▶ Directive:
Read through the data and report every line in which the word "потерь" occurs.

▶ Exercise data:
★ ★ ★ ★ ★

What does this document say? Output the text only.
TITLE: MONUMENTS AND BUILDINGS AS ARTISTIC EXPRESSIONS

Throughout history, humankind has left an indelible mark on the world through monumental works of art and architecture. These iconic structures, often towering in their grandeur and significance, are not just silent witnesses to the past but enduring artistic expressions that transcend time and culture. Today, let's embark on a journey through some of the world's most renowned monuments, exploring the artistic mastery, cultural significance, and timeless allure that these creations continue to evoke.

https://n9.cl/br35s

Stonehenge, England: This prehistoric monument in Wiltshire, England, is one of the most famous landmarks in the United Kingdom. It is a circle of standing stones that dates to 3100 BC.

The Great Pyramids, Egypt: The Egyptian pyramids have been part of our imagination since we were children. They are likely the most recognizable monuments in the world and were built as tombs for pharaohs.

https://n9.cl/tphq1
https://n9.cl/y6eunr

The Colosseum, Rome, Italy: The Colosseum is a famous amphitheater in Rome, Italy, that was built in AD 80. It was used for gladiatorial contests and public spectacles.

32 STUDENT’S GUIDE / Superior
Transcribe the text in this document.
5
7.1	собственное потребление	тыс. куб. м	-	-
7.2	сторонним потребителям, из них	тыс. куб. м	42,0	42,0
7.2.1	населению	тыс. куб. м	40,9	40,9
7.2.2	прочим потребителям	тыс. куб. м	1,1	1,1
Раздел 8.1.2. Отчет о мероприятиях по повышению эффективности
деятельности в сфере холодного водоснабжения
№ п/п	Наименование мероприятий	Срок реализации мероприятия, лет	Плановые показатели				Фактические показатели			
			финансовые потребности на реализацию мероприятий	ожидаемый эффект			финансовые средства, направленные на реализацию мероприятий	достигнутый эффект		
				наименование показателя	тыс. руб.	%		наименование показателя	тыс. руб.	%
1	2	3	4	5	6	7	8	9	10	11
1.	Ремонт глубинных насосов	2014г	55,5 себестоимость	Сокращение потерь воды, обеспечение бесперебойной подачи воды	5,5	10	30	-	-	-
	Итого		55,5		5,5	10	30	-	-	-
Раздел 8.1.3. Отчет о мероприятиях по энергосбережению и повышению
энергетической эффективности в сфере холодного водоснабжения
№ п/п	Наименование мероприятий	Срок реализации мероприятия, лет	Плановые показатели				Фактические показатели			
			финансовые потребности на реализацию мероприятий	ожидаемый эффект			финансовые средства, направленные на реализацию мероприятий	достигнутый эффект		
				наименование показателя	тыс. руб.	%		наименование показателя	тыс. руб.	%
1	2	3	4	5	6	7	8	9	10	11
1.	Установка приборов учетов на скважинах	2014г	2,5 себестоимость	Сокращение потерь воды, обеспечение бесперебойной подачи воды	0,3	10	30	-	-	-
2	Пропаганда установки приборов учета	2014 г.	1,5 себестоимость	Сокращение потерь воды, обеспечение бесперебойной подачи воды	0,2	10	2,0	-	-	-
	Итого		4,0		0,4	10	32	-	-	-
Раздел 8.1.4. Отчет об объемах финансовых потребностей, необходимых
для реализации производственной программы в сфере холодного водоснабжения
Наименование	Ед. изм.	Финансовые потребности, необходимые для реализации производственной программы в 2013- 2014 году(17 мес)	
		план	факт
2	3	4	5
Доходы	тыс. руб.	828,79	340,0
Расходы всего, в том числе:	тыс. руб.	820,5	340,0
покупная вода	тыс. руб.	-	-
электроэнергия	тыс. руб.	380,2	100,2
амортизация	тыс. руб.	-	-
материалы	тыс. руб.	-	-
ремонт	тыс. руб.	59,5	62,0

★ ★ ★ ★ ★

▶ Finished answer:
1.	Ремонт глубинных насосов	2014г	55,5 себестоимость	Сокращение потерь воды, обеспечение бесперебойной подачи воды	5,5	10	30	-	-	-
1.	Установка приборов учетов на скважинах	2014г	2,5 себестоимость	Сокращение потерь воды, обеспечение бесперебойной подачи воды	0,3	10	30	-	-	-
2	Пропаганда установки приборов учета	2014 г.	1,5 себестоимость	Сокращение потерь воды, обеспечение бесперебойной подачи воды	0,2	10	2,0	-	-	-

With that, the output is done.